• _EXERCISE GOAL_: Please rewrite the lines in the entries below as a numbered list, leaving out any blank lines. Start with the line that contains "- table-cell: 3 (15): [933, 361, 1021, 402]" and go on through the line that contains "- table-cell: 1 (2): [569, 361, 638, 402]".

• _SUPPLIED MATERIAL_:
- - - - - - -

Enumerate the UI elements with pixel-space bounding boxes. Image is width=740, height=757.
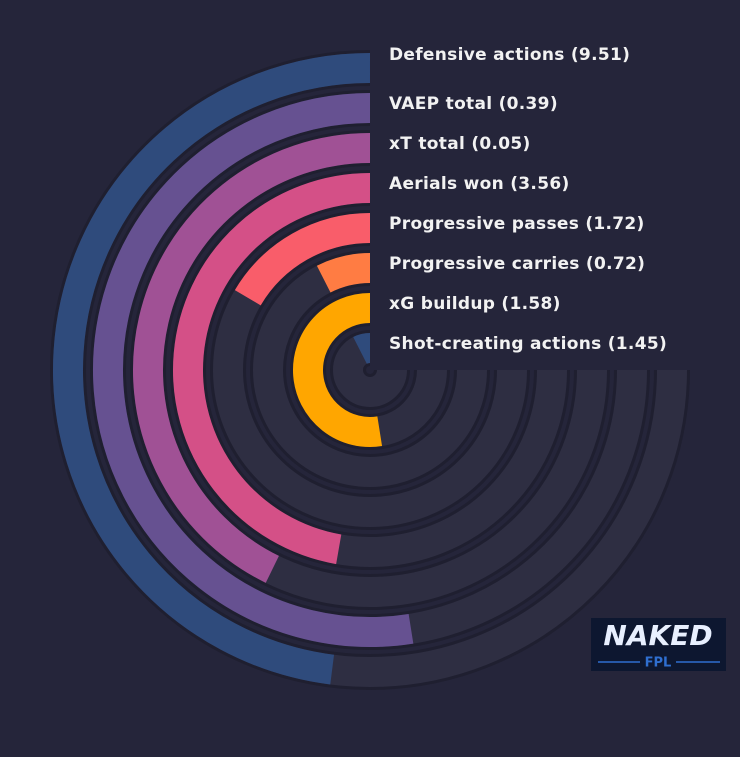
bar-label: xG buildup (1.58) [389,294,561,314]
bar [173,173,371,565]
bar-label: Aerials won (3.56) [389,174,570,194]
logo-title: NAKED [603,619,712,652]
bar-label: Progressive passes (1.72) [389,214,645,234]
bar [234,213,371,306]
bar-label: Shot-creating actions (1.45) [389,334,667,354]
bar-label: xT total (0.05) [389,134,531,154]
bar [53,53,371,685]
logo-subtitle: FPL [645,656,672,671]
bar [93,93,414,647]
bar [316,253,371,293]
track [253,253,487,487]
bar [133,133,371,583]
bar [293,293,383,447]
bar-label: Defensive actions (9.51) [389,45,630,65]
bar-label: VAEP total (0.39) [389,94,558,114]
track [333,333,407,407]
bar-label: Progressive carries (0.72) [389,254,645,274]
bar [353,333,371,365]
rings: Defensive actions (9.51) VAEP total (0.39… [50,45,690,690]
logo: NAKED FPL [591,618,726,671]
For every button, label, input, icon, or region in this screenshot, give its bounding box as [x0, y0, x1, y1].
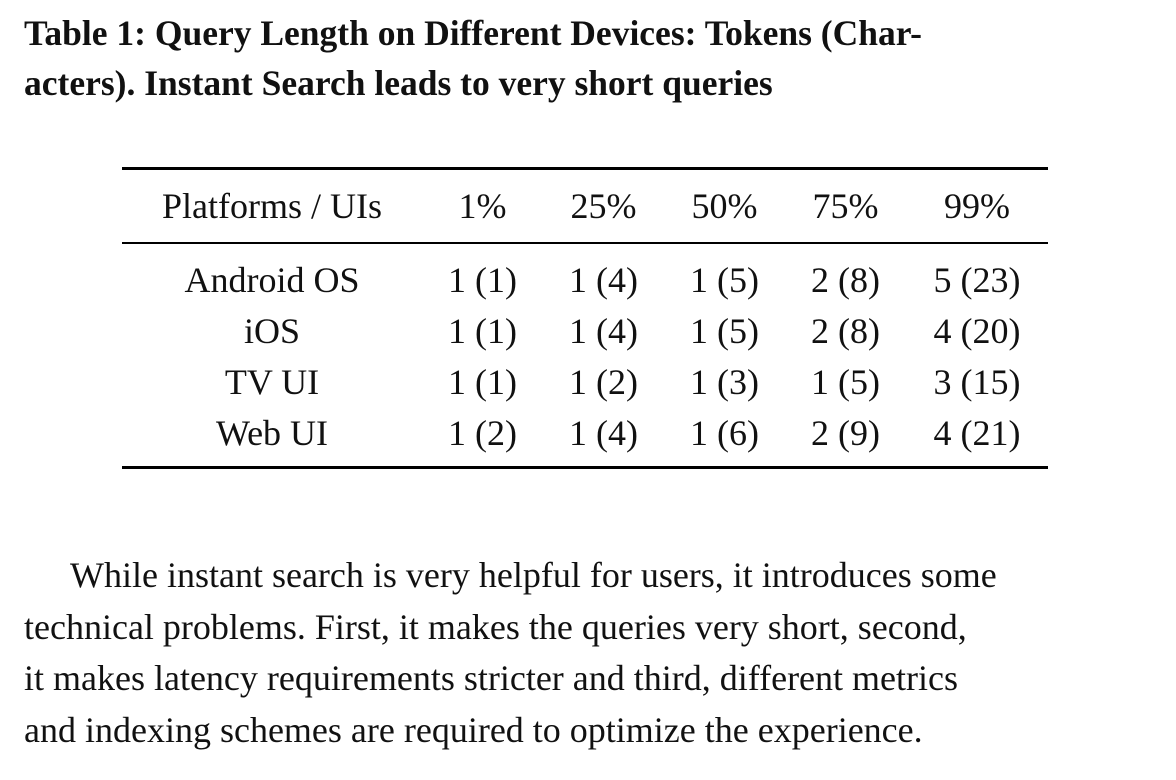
- table-cell: 3 (15): [933, 361, 1021, 402]
- paragraph-line: technical problems. First, it makes the …: [24, 606, 967, 647]
- query-length-table: Platforms / UIs 1% 25% 50% 75% 99% Andro…: [122, 167, 1048, 469]
- table-cell: 4 (21): [933, 412, 1021, 453]
- table-cell: 1 (1): [448, 259, 517, 300]
- table-cell: 1 (2): [569, 361, 638, 402]
- table-header-row: Platforms / UIs 1% 25% 50% 75% 99%: [122, 168, 1048, 243]
- data-table: Platforms / UIs 1% 25% 50% 75% 99% Andro…: [122, 167, 1048, 469]
- column-header-1pct: 1%: [458, 186, 507, 226]
- table-row: Android OS 1 (1) 1 (4) 1 (5) 2 (8) 5 (23…: [122, 243, 1048, 305]
- table-cell: 2 (8): [811, 310, 880, 351]
- table-cell: 1 (5): [690, 310, 759, 351]
- caption-line: acters). Instant Search leads to very sh…: [24, 63, 773, 103]
- table-cell: 1 (1): [448, 310, 517, 351]
- body-paragraph: While instant search is very helpful for…: [24, 550, 1146, 756]
- table-cell: 2 (9): [811, 412, 880, 453]
- table-cell: 2 (8): [811, 259, 880, 300]
- paragraph-line: While instant search is very helpful for…: [70, 555, 997, 595]
- table-cell: 1 (4): [569, 412, 638, 453]
- column-header-25pct: 25%: [570, 186, 637, 226]
- table-cell: 1 (1): [448, 361, 517, 402]
- row-label: Android OS: [184, 259, 360, 300]
- table-cell: 1 (6): [690, 412, 759, 453]
- table-row: TV UI 1 (1) 1 (2) 1 (3) 1 (5) 3 (15): [122, 356, 1048, 407]
- table-cell: 1 (3): [690, 361, 759, 402]
- column-header-50pct: 50%: [691, 186, 758, 226]
- caption-line: Table 1: Query Length on Different Devic…: [24, 13, 923, 53]
- table-cell: 1 (2): [448, 412, 517, 453]
- paragraph-line: it makes latency requirements stricter a…: [24, 658, 958, 698]
- row-label: iOS: [243, 310, 301, 351]
- table-row: iOS 1 (1) 1 (4) 1 (5) 2 (8) 4 (20): [122, 305, 1048, 356]
- table-cell: 1 (4): [569, 310, 638, 351]
- table-cell: 1 (5): [811, 361, 880, 402]
- table-cell: 5 (23): [933, 259, 1021, 300]
- table-cell: 1 (5): [690, 259, 759, 300]
- paragraph-line: and indexing schemes are required to opt…: [24, 709, 923, 750]
- column-header-99pct: 99%: [944, 186, 1010, 226]
- table-caption: Table 1: Query Length on Different Devic…: [24, 8, 1154, 108]
- column-header-platform: Platforms / UIs: [162, 186, 382, 226]
- column-header-75pct: 75%: [812, 186, 879, 226]
- row-label: TV UI: [224, 361, 320, 402]
- table-cell: 4 (20): [933, 310, 1021, 351]
- table-row: Web UI 1 (2) 1 (4) 1 (6) 2 (9) 4 (21): [122, 407, 1048, 468]
- row-label: Web UI: [215, 412, 329, 453]
- table-cell: 1 (4): [569, 259, 638, 300]
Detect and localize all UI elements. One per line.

- - - - - - -

• _WRITTEN RESPONSE_:
1. - table-cell: 3 (15): [933, 361, 1021, 402]
2. - paragraph-line: technical problems. First, it makes the …: [24, 606, 967, 647]
3. - query-length-table: Platforms / UIs 1% 25% 50% 75% 99% Andro…: [122, 167, 1048, 469]
4. - table-cell: 4 (21): [933, 412, 1021, 453]
5. - table-cell: 1 (1): [448, 259, 517, 300]
6. - table-cell: 1 (2): [569, 361, 638, 402]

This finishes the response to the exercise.